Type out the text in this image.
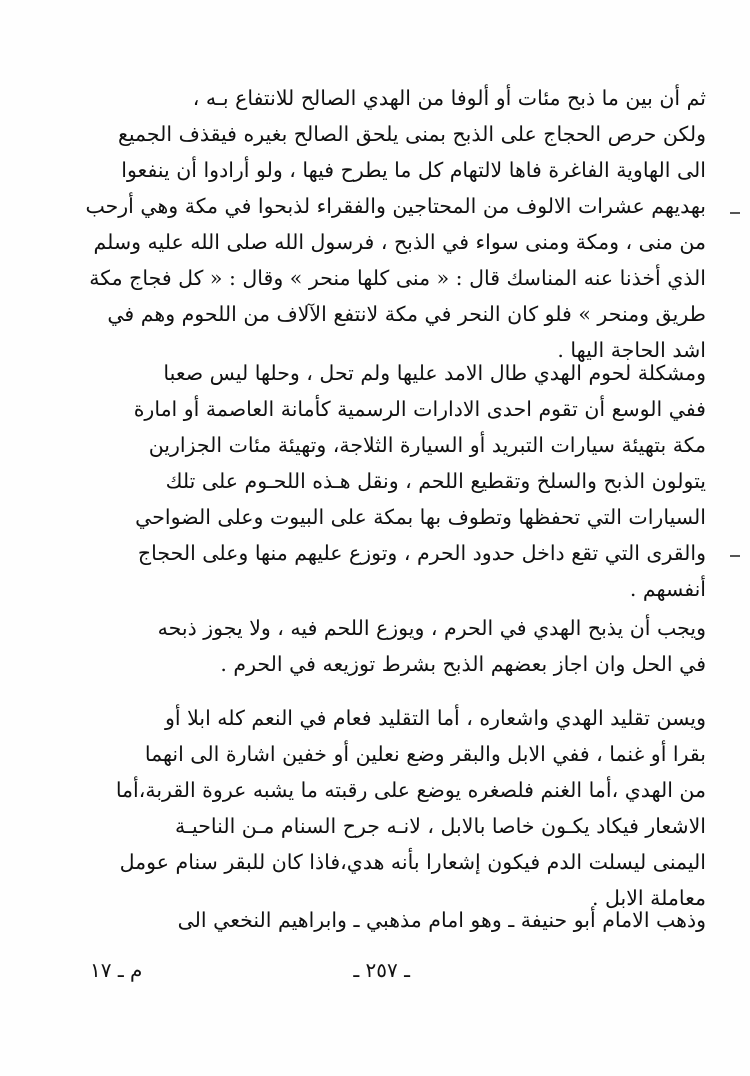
ثم أن بين ما ذبح مئات أو ألوفا من الهدي الصالح للانتفاع بـه ،
ولكن حرص الحجاج على الذبح بمنى يلحق الصالح بغيره فيقذف الجميع
الى الهاوية الفاغرة فاها لالتهام كل ما يطرح فيها ، ولو أرادوا أن ينفعوا
بهديهم عشرات الالوف من المحتاجين والفقراء لذبحوا في مكة وهي أرحب
من منى ، ومكة ومنى سواء في الذبح ، فرسول الله صلى الله عليه وسلم
الذي أخذنا عنه المناسك قال : « منى كلها منحر » وقال : « كل فجاج مكة
طريق ومنحر » فلو كان النحر في مكة لانتفع الآلاف من اللحوم وهم في
اشد الحاجة اليها .
ومشكلة لحوم الهدي طال الامد عليها ولم تحل ، وحلها ليس صعبا
ففي الوسع أن تقوم احدى الادارات الرسمية كأمانة العاصمة أو امارة
مكة بتهيئة سيارات التبريد أو السيارة الثلاجة، وتهيئة مئات الجزارين
يتولون الذبح والسلخ وتقطيع اللحم ، ونقل هـذه اللحـوم على تلك
السيارات التي تحفظها وتطوف بها بمكة على البيوت وعلى الضواحي
والقرى التي تقع داخل حدود الحرم ، وتوزع عليهم منها وعلى الحجاج
أنفسهم .
ويجب أن يذبح الهدي في الحرم ، ويوزع اللحم فيه ، ولا يجوز ذبحه
في الحل وان اجاز بعضهم الذبح بشرط توزيعه في الحرم .
ويسن تقليد الهدي واشعاره ، أما التقليد فعام في النعم كله ابلا أو
بقرا أو غنما ، ففي الابل والبقر وضع نعلين أو خفين اشارة الى انهما
من الهدي ،أما الغنم فلصغره يوضع على رقبته ما يشبه عروة القربة،أما
الاشعار فيكاد يكـون خاصا بالابل ، لانـه جرح السنام مـن الناحيـة
اليمنى ليسلت الدم فيكون إشعارا بأنه هدي،فاذا كان للبقر سنام عومل
معاملة الابل .
وذهب الامام أبو حنيفة ـ وهو امام مذهبي ـ وابراهيم النخعي الى
ـ ٢٥٧ ـ
م ـ ١٧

WRITTEN PROBLEM: Identify the lines that contain the string "اللحم", and copy every one of them.

REPLY TO THE EXERCISE:
يتولون الذبح والسلخ وتقطيع اللحم ، ونقل هـذه اللحـوم على تلك
ويجب أن يذبح الهدي في الحرم ، ويوزع اللحم فيه ، ولا يجوز ذبحه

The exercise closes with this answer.